### Stated problem
Gather each line in the entries that includes the string "Carbon".

*****

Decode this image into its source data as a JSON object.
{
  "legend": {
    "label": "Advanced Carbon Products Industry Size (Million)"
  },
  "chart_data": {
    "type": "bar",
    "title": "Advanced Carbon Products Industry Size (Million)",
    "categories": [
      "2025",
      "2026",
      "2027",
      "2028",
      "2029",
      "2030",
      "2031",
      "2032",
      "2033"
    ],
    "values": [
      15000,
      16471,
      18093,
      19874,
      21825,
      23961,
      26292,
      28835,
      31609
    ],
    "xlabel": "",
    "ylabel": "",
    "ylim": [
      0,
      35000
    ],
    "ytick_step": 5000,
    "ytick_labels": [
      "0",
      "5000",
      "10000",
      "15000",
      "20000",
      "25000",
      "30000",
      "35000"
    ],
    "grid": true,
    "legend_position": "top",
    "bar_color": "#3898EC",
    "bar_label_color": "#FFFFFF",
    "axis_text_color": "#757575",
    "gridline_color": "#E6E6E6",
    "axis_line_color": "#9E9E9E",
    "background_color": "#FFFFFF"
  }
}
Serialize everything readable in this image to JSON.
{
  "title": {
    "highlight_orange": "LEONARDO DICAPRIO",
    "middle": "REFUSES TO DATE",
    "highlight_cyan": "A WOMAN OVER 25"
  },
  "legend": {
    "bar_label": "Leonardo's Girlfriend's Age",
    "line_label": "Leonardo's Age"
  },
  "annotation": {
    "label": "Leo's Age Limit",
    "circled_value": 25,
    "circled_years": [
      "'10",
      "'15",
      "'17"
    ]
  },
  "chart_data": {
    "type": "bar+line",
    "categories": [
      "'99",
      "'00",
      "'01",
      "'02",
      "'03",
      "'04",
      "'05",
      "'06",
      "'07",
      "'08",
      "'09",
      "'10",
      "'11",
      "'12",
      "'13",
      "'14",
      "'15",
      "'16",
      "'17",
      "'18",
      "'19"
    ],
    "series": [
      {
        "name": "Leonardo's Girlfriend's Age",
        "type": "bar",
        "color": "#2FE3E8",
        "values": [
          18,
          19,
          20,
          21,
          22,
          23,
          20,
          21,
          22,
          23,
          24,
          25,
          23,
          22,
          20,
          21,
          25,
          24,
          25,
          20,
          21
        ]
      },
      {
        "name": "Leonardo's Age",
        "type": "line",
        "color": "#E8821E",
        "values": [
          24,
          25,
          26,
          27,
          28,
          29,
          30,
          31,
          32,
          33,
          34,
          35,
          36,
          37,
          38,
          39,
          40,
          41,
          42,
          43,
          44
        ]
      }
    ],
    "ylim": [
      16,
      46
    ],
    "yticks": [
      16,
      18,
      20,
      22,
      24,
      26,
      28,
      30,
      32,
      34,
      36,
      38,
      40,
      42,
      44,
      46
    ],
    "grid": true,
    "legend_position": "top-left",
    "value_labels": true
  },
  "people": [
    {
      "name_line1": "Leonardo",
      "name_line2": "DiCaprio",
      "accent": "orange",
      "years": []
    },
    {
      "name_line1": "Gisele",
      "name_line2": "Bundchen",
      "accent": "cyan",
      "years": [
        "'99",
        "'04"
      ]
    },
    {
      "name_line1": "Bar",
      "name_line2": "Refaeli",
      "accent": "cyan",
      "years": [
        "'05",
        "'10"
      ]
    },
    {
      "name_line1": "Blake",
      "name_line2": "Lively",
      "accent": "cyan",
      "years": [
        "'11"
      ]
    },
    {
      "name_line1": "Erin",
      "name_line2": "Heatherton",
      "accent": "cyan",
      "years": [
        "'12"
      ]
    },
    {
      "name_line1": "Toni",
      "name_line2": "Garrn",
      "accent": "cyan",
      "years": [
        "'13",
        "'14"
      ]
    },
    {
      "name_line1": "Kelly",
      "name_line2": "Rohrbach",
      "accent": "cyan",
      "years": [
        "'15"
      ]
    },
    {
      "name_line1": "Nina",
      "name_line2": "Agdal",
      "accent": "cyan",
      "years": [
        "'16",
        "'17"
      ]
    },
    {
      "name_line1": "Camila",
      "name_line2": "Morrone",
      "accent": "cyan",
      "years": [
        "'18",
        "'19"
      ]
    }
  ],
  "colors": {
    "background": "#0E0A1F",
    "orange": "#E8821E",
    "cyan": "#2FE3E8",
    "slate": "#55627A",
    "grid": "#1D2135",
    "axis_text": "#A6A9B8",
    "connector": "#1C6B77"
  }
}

*****

### Answer to the exercise
    "label": "Advanced Carbon Products Industry Size (Million)"
    "title": "Advanced Carbon Products Industry Size (Million)",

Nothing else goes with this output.